··· Provided data ···
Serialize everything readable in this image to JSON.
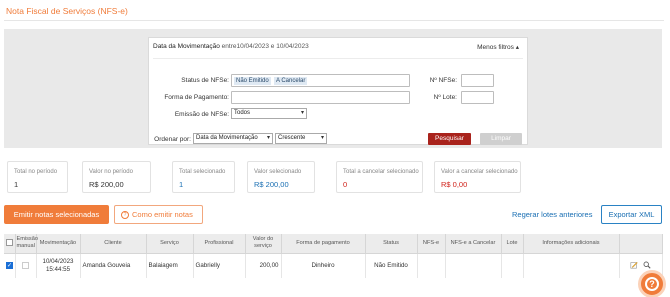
{
  "page": {
    "title": "Nota Fiscal de Serviços (NFS-e)"
  },
  "filters": {
    "period_label": "Data da Movimentação",
    "period_text": "entre10/04/2023  e 10/04/2023",
    "less_filters": "Menos filtros",
    "status_label": "Status de NFSe:",
    "status_chips": [
      "Não Emitido",
      "A Cancelar"
    ],
    "payment_label": "Forma de Pagamento:",
    "payment_value": "",
    "emission_label": "Emissão de NFSe:",
    "emission_value": "Todos",
    "nfse_number_label": "Nº NFSe:",
    "nfse_number_value": "",
    "lot_label": "Nº Lote:",
    "lot_value": "",
    "order_label": "Ordenar por:",
    "order_by_value": "Data da Movimentação",
    "order_dir_value": "Crescente",
    "search_button": "Pesquisar",
    "clear_button": "Limpar"
  },
  "stats": [
    {
      "title": "Total no período",
      "value": "1",
      "color": "#333333"
    },
    {
      "title": "Valor no período",
      "value": "R$ 200,00",
      "color": "#333333"
    },
    {
      "title": "Total selecionado",
      "value": "1",
      "color": "#1a6fb3"
    },
    {
      "title": "Valor selecionado",
      "value": "R$ 200,00",
      "color": "#1a6fb3"
    },
    {
      "title": "Total a cancelar selecionado",
      "value": "0",
      "color": "#d0221a"
    },
    {
      "title": "Valor a cancelar selecionado",
      "value": "R$ 0,00",
      "color": "#d0221a"
    }
  ],
  "actions": {
    "emit_selected": "Emitir notas selecionadas",
    "how_to_emit": "Como emitir notas",
    "register_lots": "Regerar lotes anteriores",
    "export_xml": "Exportar XML"
  },
  "table": {
    "headers": [
      "Emissão manual",
      "Movimentação",
      "Cliente",
      "Serviço",
      "Profissional",
      "Valor do serviço",
      "Forma de pagamento",
      "Status",
      "NFS-e",
      "NFS-e a Cancelar",
      "Lote",
      "Informações adicionais"
    ],
    "rows": [
      {
        "selected": true,
        "manual": false,
        "movement": "10/04/2023 15:44:55",
        "client": "Amanda Gouveia",
        "service": "Balaiagem",
        "professional": "Gabrielly",
        "value": "200,00",
        "payment": "Dinheiro",
        "status": "Não Emitido",
        "nfse": "",
        "nfse_cancel": "",
        "lot": "",
        "info": ""
      }
    ]
  },
  "colors": {
    "accent": "#f07c3a",
    "primary_blue": "#1a6fb3",
    "danger": "#d0221a",
    "search_button": "#a9231c"
  }
}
···
* [Required task] Count every line in the data that contains the word "Total", then give that count and nothing else.

* [Solved problem] 3